ENTRIES ->
____________________

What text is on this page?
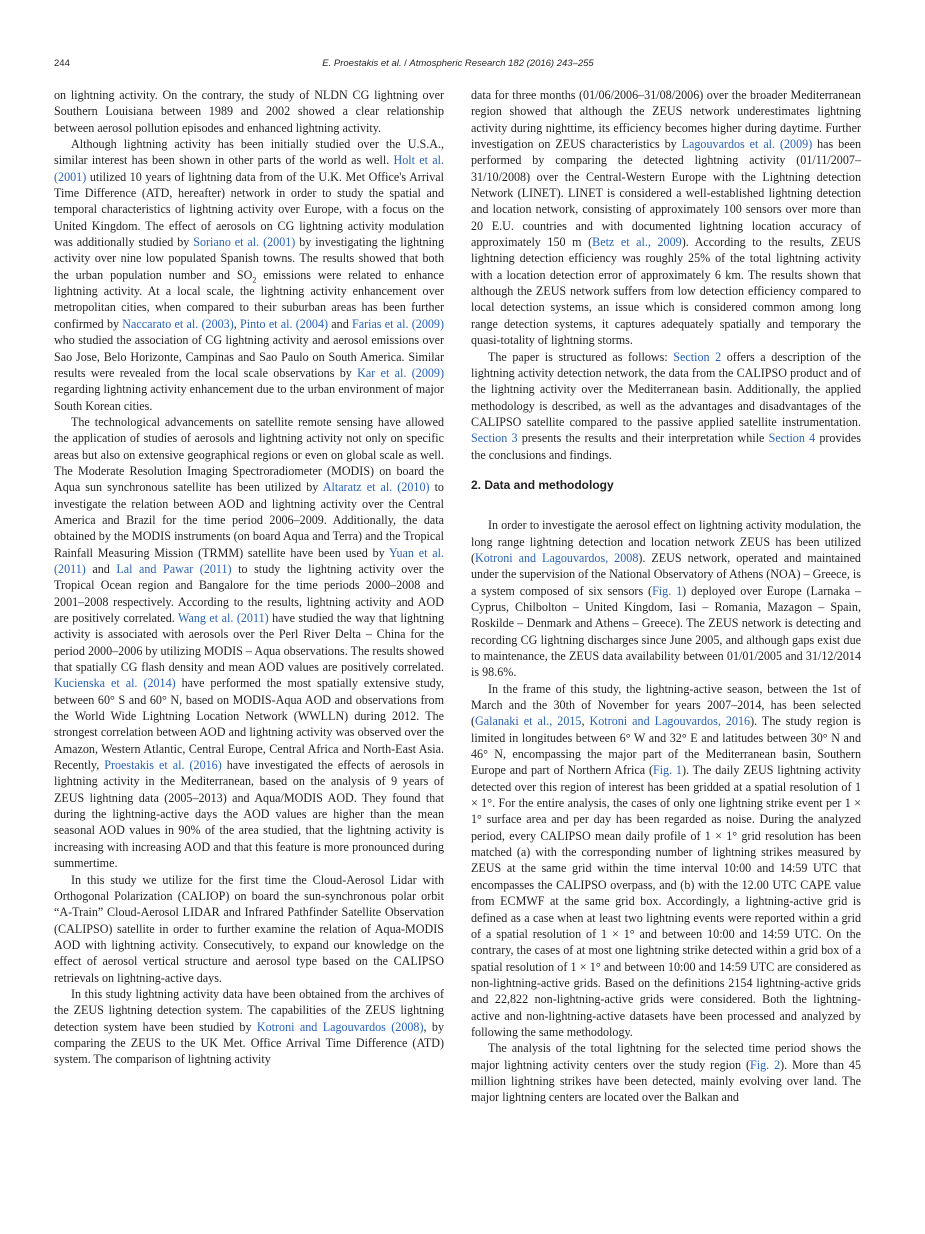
244	E. Proestakis et al. / Atmospheric Research 182 (2016) 243–255

on lightning activity. On the contrary, the study of NLDN CG lightning over Southern Louisiana between 1989 and 2002 showed a clear relationship between aerosol pollution episodes and enhanced lightning activity.

Although lightning activity has been initially studied over the U.S.A., similar interest has been shown in other parts of the world as well. Holt et al. (2001) utilized 10 years of lightning data from of the U.K. Met Office's Arrival Time Difference (ATD, hereafter) network in order to study the spatial and temporal characteristics of lightning activity over Europe, with a focus on the United Kingdom. The effect of aerosols on CG lightning activity modulation was additionally studied by Soriano et al. (2001) by investigating the lightning activity over nine low populated Spanish towns. The results showed that both the urban population number and $SO_2$ emissions were related to enhance lightning activity. At a local scale, the lightning activity enhancement over metropolitan cities, when compared to their suburban areas has been further confirmed by Naccarato et al. (2003), Pinto et al. (2004) and Farias et al. (2009) who studied the association of CG lightning activity and aerosol emissions over Sao Jose, Belo Horizonte, Campinas and Sao Paulo on South America. Similar results were revealed from the local scale observations by Kar et al. (2009) regarding lightning activity enhancement due to the urban environment of major South Korean cities.

The technological advancements on satellite remote sensing have allowed the application of studies of aerosols and lightning activity not only on specific areas but also on extensive geographical regions or even on global scale as well. The Moderate Resolution Imaging Spectroradiometer (MODIS) on board the Aqua sun synchronous satellite has been utilized by Altaratz et al. (2010) to investigate the relation between AOD and lightning activity over the Central America and Brazil for the time period 2006–2009. Additionally, the data obtained by the MODIS instruments (on board Aqua and Terra) and the Tropical Rainfall Measuring Mission (TRMM) satellite have been used by Yuan et al. (2011) and Lal and Pawar (2011) to study the lightning activity over the Tropical Ocean region and Bangalore for the time periods 2000–2008 and 2001–2008 respectively. According to the results, lightning activity and AOD are positively correlated. Wang et al. (2011) have studied the way that lightning activity is associated with aerosols over the Perl River Delta – China for the period 2000–2006 by utilizing MODIS – Aqua observations. The results showed that spatially CG flash density and mean AOD values are positively correlated. Kucienska et al. (2014) have performed the most spatially extensive study, between 60° S and 60° N, based on MODIS-Aqua AOD and observations from the World Wide Lightning Location Network (WWLLN) during 2012. The strongest correlation between AOD and lightning activity was observed over the Amazon, Western Atlantic, Central Europe, Central Africa and North-East Asia. Recently, Proestakis et al. (2016) have investigated the effects of aerosols in lightning activity in the Mediterranean, based on the analysis of 9 years of ZEUS lightning data (2005–2013) and Aqua/MODIS AOD. They found that during the lightning-active days the AOD values are higher than the mean seasonal AOD values in 90% of the area studied, that the lightning activity is increasing with increasing AOD and that this feature is more pronounced during summertime.

In this study we utilize for the first time the Cloud-Aerosol Lidar with Orthogonal Polarization (CALIOP) on board the sun-synchronous polar orbit “A-Train” Cloud-Aerosol LIDAR and Infrared Pathfinder Satellite Observation (CALIPSO) satellite in order to further examine the relation of Aqua-MODIS AOD with lightning activity. Consecutively, to expand our knowledge on the effect of aerosol vertical structure and aerosol type based on the CALIPSO retrievals on lightning-active days.

In this study lightning activity data have been obtained from the archives of the ZEUS lightning detection system. The capabilities of the ZEUS lightning detection system have been studied by Kotroni and Lagouvardos (2008), by comparing the ZEUS to the UK Met. Office Arrival Time Difference (ATD) system. The comparison of lightning activity

data for three months (01/06/2006–31/08/2006) over the broader Mediterranean region showed that although the ZEUS network underestimates lightning activity during nighttime, its efficiency becomes higher during daytime. Further investigation on ZEUS characteristics by Lagouvardos et al. (2009) has been performed by comparing the detected lightning activity (01/11/2007–31/10/2008) over the Central-Western Europe with the Lightning detection Network (LINET). LINET is considered a well-established lightning detection and location network, consisting of approximately 100 sensors over more than 20 E.U. countries and with documented lightning location accuracy of approximately 150 m (Betz et al., 2009). According to the results, ZEUS lightning detection efficiency was roughly 25% of the total lightning activity with a location detection error of approximately 6 km. The results shown that although the ZEUS network suffers from low detection efficiency compared to local detection systems, an issue which is considered common among long range detection systems, it captures adequately spatially and temporary the quasi-totality of lightning storms.

The paper is structured as follows: Section 2 offers a description of the lightning activity detection network, the data from the CALIPSO product and of the lightning activity over the Mediterranean basin. Additionally, the applied methodology is described, as well as the advantages and disadvantages of the CALIPSO satellite compared to the passive applied satellite instrumentation. Section 3 presents the results and their interpretation while Section 4 provides the conclusions and findings.

2. Data and methodology

In order to investigate the aerosol effect on lightning activity modulation, the long range lightning detection and location network ZEUS has been utilized (Kotroni and Lagouvardos, 2008). ZEUS network, operated and maintained under the supervision of the National Observatory of Athens (NOA) – Greece, is a system composed of six sensors (Fig. 1) deployed over Europe (Larnaka – Cyprus, Chilbolton – United Kingdom, Iasi – Romania, Mazagon – Spain, Roskilde – Denmark and Athens – Greece). The ZEUS network is detecting and recording CG lightning discharges since June 2005, and although gaps exist due to maintenance, the ZEUS data availability between 01/01/2005 and 31/12/2014 is 98.6%.

In the frame of this study, the lightning-active season, between the 1st of March and the 30th of November for years 2007–2014, has been selected (Galanaki et al., 2015, Kotroni and Lagouvardos, 2016). The study region is limited in longitudes between 6° W and 32° E and latitudes between 30° N and 46° N, encompassing the major part of the Mediterranean basin, Southern Europe and part of Northern Africa (Fig. 1). The daily ZEUS lightning activity detected over this region of interest has been gridded at a spatial resolution of 1 × 1°. For the entire analysis, the cases of only one lightning strike event per 1 × 1° surface area and per day has been regarded as noise. During the analyzed period, every CALIPSO mean daily profile of 1 × 1° grid resolution has been matched (a) with the corresponding number of lightning strikes measured by ZEUS at the same grid within the time interval 10:00 and 14:59 UTC that encompasses the CALIPSO overpass, and (b) with the 12.00 UTC CAPE value from ECMWF at the same grid box. Accordingly, a lightning-active grid is defined as a case when at least two lightning events were reported within a grid of a spatial resolution of 1 × 1° and between 10:00 and 14:59 UTC. On the contrary, the cases of at most one lightning strike detected within a grid box of a spatial resolution of 1 × 1° and between 10:00 and 14:59 UTC are considered as non-lightning-active grids. Based on the definitions 2154 lightning-active grids and 22,822 non-lightning-active grids were considered. Both the lightning-active and non-lightning-active datasets have been processed and analyzed by following the same methodology.

The analysis of the total lightning for the selected time period shows the major lightning activity centers over the study region (Fig. 2). More than 45 million lightning strikes have been detected, mainly evolving over land. The major lightning centers are located over the Balkan and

____________________

WHAT IS ASKED -> Return all the entries word for word, but omit any pictures they contain.

ANSWER TO THE EXERCISE ->
What text is on this page?
244	E. Proestakis et al. / Atmospheric Research 182 (2016) 243–255

on lightning activity. On the contrary, the study of NLDN CG lightning over Southern Louisiana between 1989 and 2002 showed a clear relationship between aerosol pollution episodes and enhanced lightning activity.

Although lightning activity has been initially studied over the U.S.A., similar interest has been shown in other parts of the world as well. Holt et al. (2001) utilized 10 years of lightning data from of the U.K. Met Office's Arrival Time Difference (ATD, hereafter) network in order to study the spatial and temporal characteristics of lightning activity over Europe, with a focus on the United Kingdom. The effect of aerosols on CG lightning activity modulation was additionally studied by Soriano et al. (2001) by investigating the lightning activity over nine low populated Spanish towns. The results showed that both the urban population number and $SO_2$ emissions were related to enhance lightning activity. At a local scale, the lightning activity enhancement over metropolitan cities, when compared to their suburban areas has been further confirmed by Naccarato et al. (2003), Pinto et al. (2004) and Farias et al. (2009) who studied the association of CG lightning activity and aerosol emissions over Sao Jose, Belo Horizonte, Campinas and Sao Paulo on South America. Similar results were revealed from the local scale observations by Kar et al. (2009) regarding lightning activity enhancement due to the urban environment of major South Korean cities.

The technological advancements on satellite remote sensing have allowed the application of studies of aerosols and lightning activity not only on specific areas but also on extensive geographical regions or even on global scale as well. The Moderate Resolution Imaging Spectroradiometer (MODIS) on board the Aqua sun synchronous satellite has been utilized by Altaratz et al. (2010) to investigate the relation between AOD and lightning activity over the Central America and Brazil for the time period 2006–2009. Additionally, the data obtained by the MODIS instruments (on board Aqua and Terra) and the Tropical Rainfall Measuring Mission (TRMM) satellite have been used by Yuan et al. (2011) and Lal and Pawar (2011) to study the lightning activity over the Tropical Ocean region and Bangalore for the time periods 2000–2008 and 2001–2008 respectively. According to the results, lightning activity and AOD are positively correlated. Wang et al. (2011) have studied the way that lightning activity is associated with aerosols over the Perl River Delta – China for the period 2000–2006 by utilizing MODIS – Aqua observations. The results showed that spatially CG flash density and mean AOD values are positively correlated. Kucienska et al. (2014) have performed the most spatially extensive study, between 60° S and 60° N, based on MODIS-Aqua AOD and observations from the World Wide Lightning Location Network (WWLLN) during 2012. The strongest correlation between AOD and lightning activity was observed over the Amazon, Western Atlantic, Central Europe, Central Africa and North-East Asia. Recently, Proestakis et al. (2016) have investigated the effects of aerosols in lightning activity in the Mediterranean, based on the analysis of 9 years of ZEUS lightning data (2005–2013) and Aqua/MODIS AOD. They found that during the lightning-active days the AOD values are higher than the mean seasonal AOD values in 90% of the area studied, that the lightning activity is increasing with increasing AOD and that this feature is more pronounced during summertime.

In this study we utilize for the first time the Cloud-Aerosol Lidar with Orthogonal Polarization (CALIOP) on board the sun-synchronous polar orbit “A-Train” Cloud-Aerosol LIDAR and Infrared Pathfinder Satellite Observation (CALIPSO) satellite in order to further examine the relation of Aqua-MODIS AOD with lightning activity. Consecutively, to expand our knowledge on the effect of aerosol vertical structure and aerosol type based on the CALIPSO retrievals on lightning-active days.

In this study lightning activity data have been obtained from the archives of the ZEUS lightning detection system. The capabilities of the ZEUS lightning detection system have been studied by Kotroni and Lagouvardos (2008), by comparing the ZEUS to the UK Met. Office Arrival Time Difference (ATD) system. The comparison of lightning activity

data for three months (01/06/2006–31/08/2006) over the broader Mediterranean region showed that although the ZEUS network underestimates lightning activity during nighttime, its efficiency becomes higher during daytime. Further investigation on ZEUS characteristics by Lagouvardos et al. (2009) has been performed by comparing the detected lightning activity (01/11/2007–31/10/2008) over the Central-Western Europe with the Lightning detection Network (LINET). LINET is considered a well-established lightning detection and location network, consisting of approximately 100 sensors over more than 20 E.U. countries and with documented lightning location accuracy of approximately 150 m (Betz et al., 2009). According to the results, ZEUS lightning detection efficiency was roughly 25% of the total lightning activity with a location detection error of approximately 6 km. The results shown that although the ZEUS network suffers from low detection efficiency compared to local detection systems, an issue which is considered common among long range detection systems, it captures adequately spatially and temporary the quasi-totality of lightning storms.

The paper is structured as follows: Section 2 offers a description of the lightning activity detection network, the data from the CALIPSO product and of the lightning activity over the Mediterranean basin. Additionally, the applied methodology is described, as well as the advantages and disadvantages of the CALIPSO satellite compared to the passive applied satellite instrumentation. Section 3 presents the results and their interpretation while Section 4 provides the conclusions and findings.

2. Data and methodology

In order to investigate the aerosol effect on lightning activity modulation, the long range lightning detection and location network ZEUS has been utilized (Kotroni and Lagouvardos, 2008). ZEUS network, operated and maintained under the supervision of the National Observatory of Athens (NOA) – Greece, is a system composed of six sensors (Fig. 1) deployed over Europe (Larnaka – Cyprus, Chilbolton – United Kingdom, Iasi – Romania, Mazagon – Spain, Roskilde – Denmark and Athens – Greece). The ZEUS network is detecting and recording CG lightning discharges since June 2005, and although gaps exist due to maintenance, the ZEUS data availability between 01/01/2005 and 31/12/2014 is 98.6%.

In the frame of this study, the lightning-active season, between the 1st of March and the 30th of November for years 2007–2014, has been selected (Galanaki et al., 2015, Kotroni and Lagouvardos, 2016). The study region is limited in longitudes between 6° W and 32° E and latitudes between 30° N and 46° N, encompassing the major part of the Mediterranean basin, Southern Europe and part of Northern Africa (Fig. 1). The daily ZEUS lightning activity detected over this region of interest has been gridded at a spatial resolution of 1 × 1°. For the entire analysis, the cases of only one lightning strike event per 1 × 1° surface area and per day has been regarded as noise. During the analyzed period, every CALIPSO mean daily profile of 1 × 1° grid resolution has been matched (a) with the corresponding number of lightning strikes measured by ZEUS at the same grid within the time interval 10:00 and 14:59 UTC that encompasses the CALIPSO overpass, and (b) with the 12.00 UTC CAPE value from ECMWF at the same grid box. Accordingly, a lightning-active grid is defined as a case when at least two lightning events were reported within a grid of a spatial resolution of 1 × 1° and between 10:00 and 14:59 UTC. On the contrary, the cases of at most one lightning strike detected within a grid box of a spatial resolution of 1 × 1° and between 10:00 and 14:59 UTC are considered as non-lightning-active grids. Based on the definitions 2154 lightning-active grids and 22,822 non-lightning-active grids were considered. Both the lightning-active and non-lightning-active datasets have been processed and analyzed by following the same methodology.

The analysis of the total lightning for the selected time period shows the major lightning activity centers over the study region (Fig. 2). More than 45 million lightning strikes have been detected, mainly evolving over land. The major lightning centers are located over the Balkan and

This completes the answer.